++++ Records for this task ++++
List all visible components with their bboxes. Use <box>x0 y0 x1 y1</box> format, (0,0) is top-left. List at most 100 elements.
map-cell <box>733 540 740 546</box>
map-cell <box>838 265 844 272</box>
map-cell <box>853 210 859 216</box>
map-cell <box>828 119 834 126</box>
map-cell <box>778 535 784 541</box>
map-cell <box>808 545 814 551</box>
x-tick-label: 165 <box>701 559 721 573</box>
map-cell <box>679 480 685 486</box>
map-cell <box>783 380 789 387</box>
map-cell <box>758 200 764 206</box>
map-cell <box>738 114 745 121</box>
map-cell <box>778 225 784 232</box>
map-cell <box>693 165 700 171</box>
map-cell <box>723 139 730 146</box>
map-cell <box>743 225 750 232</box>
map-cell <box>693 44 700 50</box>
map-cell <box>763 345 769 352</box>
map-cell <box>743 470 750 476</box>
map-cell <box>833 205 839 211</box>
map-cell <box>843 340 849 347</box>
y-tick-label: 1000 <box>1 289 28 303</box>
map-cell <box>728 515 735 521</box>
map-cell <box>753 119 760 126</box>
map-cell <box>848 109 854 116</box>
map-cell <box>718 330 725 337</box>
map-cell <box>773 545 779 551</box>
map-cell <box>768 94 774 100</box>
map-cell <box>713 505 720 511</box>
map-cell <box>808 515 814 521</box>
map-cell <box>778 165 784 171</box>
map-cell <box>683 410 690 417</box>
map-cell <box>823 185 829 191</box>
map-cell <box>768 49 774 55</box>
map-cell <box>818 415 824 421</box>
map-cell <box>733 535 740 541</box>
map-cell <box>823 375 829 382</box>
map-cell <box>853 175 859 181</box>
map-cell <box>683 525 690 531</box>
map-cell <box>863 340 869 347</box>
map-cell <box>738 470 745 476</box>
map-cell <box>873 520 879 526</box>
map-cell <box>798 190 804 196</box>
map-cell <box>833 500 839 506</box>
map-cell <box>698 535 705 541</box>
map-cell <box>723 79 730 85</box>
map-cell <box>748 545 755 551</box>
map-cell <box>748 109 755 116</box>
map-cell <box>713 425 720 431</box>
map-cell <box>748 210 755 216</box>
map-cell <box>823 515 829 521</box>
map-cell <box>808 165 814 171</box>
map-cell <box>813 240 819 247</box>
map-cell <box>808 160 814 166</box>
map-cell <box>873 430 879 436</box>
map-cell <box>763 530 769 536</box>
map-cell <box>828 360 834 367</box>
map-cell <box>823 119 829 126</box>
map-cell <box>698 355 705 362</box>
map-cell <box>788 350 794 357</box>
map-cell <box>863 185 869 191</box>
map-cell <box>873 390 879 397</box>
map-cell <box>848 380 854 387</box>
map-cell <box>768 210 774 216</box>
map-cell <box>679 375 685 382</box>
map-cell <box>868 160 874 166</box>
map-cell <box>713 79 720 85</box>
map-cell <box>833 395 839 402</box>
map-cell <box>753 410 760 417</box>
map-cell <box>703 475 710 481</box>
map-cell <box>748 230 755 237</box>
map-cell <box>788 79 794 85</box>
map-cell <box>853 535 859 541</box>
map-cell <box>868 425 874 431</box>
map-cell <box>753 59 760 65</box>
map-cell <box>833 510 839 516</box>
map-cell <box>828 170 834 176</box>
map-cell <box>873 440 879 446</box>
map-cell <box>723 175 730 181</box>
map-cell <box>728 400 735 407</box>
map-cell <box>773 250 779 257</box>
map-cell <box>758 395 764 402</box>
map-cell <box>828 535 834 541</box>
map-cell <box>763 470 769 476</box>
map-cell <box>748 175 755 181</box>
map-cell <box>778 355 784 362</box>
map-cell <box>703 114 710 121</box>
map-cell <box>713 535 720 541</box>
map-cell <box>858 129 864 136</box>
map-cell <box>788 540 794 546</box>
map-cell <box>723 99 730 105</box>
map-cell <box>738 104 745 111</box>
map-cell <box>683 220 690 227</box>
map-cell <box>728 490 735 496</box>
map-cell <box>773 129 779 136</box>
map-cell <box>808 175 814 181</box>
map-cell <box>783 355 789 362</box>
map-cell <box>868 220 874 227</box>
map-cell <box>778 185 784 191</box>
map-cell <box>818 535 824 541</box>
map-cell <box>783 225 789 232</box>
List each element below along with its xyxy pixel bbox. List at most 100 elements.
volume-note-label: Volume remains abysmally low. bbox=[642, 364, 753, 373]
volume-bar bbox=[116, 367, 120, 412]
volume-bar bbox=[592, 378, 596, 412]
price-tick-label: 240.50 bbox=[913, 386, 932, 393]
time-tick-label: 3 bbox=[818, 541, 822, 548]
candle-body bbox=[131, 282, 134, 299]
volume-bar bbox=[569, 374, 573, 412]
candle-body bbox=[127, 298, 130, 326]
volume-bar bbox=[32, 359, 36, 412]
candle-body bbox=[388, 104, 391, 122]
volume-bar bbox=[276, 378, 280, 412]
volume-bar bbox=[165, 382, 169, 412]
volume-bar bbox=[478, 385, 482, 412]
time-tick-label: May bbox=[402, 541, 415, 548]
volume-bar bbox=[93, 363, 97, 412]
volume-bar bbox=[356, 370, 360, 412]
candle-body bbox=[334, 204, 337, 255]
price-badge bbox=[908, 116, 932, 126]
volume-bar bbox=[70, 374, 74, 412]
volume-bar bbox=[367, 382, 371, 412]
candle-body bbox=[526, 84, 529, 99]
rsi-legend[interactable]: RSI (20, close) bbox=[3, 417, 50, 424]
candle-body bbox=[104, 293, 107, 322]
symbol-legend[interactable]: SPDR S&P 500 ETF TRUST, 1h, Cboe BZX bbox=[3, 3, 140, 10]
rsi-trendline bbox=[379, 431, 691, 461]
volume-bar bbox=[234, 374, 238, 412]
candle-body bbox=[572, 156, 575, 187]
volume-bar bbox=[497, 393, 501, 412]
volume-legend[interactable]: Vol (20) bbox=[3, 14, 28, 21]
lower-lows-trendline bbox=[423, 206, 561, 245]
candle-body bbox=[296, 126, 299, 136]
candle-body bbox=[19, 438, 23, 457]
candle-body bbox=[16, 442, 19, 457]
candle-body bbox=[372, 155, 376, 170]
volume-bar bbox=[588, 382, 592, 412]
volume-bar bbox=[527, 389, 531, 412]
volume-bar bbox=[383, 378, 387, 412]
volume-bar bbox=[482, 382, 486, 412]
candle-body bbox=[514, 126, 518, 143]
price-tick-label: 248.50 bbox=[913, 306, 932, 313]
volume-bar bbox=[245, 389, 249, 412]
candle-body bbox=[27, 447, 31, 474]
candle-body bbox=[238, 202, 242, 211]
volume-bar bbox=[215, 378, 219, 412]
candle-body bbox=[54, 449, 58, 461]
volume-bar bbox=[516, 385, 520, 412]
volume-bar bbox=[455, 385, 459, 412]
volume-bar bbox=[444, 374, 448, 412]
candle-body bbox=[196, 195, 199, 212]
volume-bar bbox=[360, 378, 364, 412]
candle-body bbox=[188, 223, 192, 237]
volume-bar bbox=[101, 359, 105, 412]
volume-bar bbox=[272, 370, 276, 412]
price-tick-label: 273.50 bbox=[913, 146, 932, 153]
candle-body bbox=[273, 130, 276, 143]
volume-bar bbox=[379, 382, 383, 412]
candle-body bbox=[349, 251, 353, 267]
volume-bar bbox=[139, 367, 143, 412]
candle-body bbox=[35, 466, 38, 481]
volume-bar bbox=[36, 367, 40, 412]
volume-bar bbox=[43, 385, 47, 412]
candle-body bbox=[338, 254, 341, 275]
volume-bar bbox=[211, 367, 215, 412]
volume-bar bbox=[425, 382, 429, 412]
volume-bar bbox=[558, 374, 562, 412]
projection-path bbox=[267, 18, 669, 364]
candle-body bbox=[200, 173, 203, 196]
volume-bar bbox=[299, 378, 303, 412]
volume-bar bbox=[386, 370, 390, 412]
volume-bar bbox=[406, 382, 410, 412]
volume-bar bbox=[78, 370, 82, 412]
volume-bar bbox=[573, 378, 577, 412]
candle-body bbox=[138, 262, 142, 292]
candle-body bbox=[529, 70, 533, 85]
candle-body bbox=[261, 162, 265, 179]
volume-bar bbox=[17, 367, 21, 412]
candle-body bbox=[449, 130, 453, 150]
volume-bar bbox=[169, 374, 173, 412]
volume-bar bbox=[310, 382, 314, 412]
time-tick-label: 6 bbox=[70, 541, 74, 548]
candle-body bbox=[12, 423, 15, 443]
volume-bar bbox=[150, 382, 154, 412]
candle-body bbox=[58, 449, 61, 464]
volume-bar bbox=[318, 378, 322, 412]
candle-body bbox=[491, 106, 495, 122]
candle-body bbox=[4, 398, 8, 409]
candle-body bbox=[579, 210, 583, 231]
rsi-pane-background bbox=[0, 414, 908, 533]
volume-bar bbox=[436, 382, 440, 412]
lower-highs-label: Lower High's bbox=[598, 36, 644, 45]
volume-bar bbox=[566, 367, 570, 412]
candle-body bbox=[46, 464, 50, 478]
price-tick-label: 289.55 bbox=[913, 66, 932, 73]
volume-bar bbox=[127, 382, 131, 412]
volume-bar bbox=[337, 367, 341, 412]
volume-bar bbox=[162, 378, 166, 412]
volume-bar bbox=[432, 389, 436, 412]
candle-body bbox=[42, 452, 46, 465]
++++
++++ Records for this task ++++
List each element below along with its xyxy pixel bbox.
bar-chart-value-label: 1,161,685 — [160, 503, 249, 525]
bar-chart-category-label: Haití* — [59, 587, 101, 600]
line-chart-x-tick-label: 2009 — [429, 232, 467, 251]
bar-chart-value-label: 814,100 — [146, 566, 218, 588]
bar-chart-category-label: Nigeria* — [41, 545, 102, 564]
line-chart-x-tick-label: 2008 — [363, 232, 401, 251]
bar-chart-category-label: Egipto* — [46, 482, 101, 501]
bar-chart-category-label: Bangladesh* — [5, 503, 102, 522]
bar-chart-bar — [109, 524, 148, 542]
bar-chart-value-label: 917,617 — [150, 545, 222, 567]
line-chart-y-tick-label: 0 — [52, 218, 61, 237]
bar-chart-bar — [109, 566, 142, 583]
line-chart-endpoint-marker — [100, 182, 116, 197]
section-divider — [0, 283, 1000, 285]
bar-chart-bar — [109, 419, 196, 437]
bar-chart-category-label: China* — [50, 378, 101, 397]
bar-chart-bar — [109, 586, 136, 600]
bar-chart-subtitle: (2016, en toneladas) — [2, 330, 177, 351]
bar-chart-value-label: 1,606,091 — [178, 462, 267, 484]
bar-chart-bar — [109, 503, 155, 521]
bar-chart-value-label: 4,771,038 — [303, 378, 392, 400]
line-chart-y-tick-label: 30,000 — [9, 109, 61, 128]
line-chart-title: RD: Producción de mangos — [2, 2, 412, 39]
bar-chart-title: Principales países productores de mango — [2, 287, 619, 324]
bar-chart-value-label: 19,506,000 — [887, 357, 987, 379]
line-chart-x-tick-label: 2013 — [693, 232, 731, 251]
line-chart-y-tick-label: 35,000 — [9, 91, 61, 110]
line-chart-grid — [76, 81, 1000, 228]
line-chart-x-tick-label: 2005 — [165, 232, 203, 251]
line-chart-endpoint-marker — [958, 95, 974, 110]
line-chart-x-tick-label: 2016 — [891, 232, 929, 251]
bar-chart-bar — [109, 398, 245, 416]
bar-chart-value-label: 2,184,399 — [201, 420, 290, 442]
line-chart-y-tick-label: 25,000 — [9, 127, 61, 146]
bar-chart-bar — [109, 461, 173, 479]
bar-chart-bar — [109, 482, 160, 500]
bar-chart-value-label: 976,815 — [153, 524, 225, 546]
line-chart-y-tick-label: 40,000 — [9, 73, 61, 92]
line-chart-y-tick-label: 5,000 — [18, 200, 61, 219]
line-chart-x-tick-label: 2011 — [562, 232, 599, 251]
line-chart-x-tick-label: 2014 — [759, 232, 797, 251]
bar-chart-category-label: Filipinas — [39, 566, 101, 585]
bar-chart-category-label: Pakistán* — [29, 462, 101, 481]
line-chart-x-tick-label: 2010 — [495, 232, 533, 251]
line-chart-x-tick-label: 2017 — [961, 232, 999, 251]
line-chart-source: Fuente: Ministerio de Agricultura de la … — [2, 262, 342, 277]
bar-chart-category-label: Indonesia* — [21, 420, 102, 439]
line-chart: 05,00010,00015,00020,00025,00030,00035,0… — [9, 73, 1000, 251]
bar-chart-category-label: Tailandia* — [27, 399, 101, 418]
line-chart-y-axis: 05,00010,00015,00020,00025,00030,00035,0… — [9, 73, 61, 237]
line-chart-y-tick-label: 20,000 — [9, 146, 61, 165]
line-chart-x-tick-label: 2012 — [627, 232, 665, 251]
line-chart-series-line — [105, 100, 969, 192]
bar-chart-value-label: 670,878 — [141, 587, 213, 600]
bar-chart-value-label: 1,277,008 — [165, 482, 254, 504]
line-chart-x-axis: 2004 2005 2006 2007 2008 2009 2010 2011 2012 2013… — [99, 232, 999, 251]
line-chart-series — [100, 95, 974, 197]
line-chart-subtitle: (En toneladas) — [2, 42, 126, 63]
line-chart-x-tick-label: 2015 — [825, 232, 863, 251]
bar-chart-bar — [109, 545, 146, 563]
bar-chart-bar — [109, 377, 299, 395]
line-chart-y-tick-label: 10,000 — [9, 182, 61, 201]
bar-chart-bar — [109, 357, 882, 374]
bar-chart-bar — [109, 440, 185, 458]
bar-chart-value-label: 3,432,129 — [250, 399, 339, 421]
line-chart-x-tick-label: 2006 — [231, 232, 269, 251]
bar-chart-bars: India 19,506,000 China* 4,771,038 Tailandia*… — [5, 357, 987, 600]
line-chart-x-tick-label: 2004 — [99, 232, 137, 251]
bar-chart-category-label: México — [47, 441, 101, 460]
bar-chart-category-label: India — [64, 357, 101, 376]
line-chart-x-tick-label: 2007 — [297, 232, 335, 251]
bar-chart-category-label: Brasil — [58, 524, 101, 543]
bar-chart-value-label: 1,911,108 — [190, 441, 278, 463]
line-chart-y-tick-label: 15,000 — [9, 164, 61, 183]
++++
++++ Records for this task ++++
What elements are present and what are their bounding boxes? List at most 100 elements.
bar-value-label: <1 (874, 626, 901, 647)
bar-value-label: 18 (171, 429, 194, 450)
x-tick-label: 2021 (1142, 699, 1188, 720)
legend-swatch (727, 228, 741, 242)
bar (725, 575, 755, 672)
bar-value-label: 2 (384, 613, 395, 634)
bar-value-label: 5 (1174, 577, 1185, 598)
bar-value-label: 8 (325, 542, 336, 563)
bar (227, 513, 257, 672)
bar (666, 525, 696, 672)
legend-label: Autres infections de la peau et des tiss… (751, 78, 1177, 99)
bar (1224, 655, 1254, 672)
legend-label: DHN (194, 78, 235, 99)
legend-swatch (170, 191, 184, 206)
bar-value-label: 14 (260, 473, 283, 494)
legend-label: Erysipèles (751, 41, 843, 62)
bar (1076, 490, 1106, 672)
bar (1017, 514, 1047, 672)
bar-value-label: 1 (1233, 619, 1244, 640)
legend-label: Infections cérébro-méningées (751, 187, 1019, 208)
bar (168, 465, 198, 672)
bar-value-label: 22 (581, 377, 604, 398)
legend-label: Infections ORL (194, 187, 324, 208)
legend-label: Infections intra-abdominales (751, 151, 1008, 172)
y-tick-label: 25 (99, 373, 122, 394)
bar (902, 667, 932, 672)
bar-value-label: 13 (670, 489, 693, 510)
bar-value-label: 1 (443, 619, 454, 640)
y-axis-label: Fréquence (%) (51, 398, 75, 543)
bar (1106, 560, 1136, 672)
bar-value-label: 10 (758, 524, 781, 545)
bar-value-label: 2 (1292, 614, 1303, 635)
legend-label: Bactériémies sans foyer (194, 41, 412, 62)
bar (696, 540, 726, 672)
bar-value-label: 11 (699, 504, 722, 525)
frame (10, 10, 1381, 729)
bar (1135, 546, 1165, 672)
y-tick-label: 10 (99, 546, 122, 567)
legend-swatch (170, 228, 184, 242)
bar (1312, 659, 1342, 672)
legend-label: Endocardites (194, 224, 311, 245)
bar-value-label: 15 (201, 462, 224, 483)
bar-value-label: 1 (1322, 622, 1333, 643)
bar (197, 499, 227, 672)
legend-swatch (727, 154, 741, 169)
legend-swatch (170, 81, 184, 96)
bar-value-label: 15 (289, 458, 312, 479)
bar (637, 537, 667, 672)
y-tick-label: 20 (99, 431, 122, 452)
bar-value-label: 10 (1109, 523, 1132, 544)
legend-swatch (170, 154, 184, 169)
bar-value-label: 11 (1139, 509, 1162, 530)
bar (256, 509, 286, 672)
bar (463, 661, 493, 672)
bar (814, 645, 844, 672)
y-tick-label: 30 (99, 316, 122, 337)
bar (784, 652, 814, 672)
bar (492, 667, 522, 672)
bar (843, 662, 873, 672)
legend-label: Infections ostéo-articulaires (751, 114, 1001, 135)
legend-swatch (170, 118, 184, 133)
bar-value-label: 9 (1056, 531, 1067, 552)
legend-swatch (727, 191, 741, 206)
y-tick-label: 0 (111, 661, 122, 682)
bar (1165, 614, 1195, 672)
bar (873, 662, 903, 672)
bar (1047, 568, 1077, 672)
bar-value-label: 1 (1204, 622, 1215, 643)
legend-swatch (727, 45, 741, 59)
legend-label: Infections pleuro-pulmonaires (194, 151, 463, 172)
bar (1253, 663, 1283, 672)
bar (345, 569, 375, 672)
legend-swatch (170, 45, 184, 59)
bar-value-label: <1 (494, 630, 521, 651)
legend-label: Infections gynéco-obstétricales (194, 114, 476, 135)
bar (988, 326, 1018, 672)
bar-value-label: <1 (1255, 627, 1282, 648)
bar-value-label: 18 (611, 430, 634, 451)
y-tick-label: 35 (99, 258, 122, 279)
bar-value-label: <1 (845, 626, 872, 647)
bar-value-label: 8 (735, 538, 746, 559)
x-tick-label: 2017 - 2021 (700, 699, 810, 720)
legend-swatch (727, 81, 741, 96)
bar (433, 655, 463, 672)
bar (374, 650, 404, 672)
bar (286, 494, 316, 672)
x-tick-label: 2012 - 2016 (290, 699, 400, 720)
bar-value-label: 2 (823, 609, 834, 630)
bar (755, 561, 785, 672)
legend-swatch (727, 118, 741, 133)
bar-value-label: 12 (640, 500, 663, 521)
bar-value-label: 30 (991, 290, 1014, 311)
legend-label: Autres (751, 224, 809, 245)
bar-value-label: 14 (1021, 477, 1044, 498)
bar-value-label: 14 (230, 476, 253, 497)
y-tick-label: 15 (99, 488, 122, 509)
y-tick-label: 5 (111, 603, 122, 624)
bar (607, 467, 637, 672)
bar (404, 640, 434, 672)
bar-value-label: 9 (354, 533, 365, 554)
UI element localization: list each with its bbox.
++++
Goal
Please write out, word for word, the listing lines between the line holding "List all visible" and the line holding "map-cell <box>758 200 764 206</box>", inclusive.

Answer to this problem
List all visible components with their bboxes. Use <box>x0 y0 x1 y1</box> format, (0,0) is top-left. List at most 100 elements.
map-cell <box>733 540 740 546</box>
map-cell <box>838 265 844 272</box>
map-cell <box>853 210 859 216</box>
map-cell <box>828 119 834 126</box>
map-cell <box>778 535 784 541</box>
map-cell <box>808 545 814 551</box>
x-tick-label: 165 <box>701 559 721 573</box>
map-cell <box>679 480 685 486</box>
map-cell <box>783 380 789 387</box>
map-cell <box>758 200 764 206</box>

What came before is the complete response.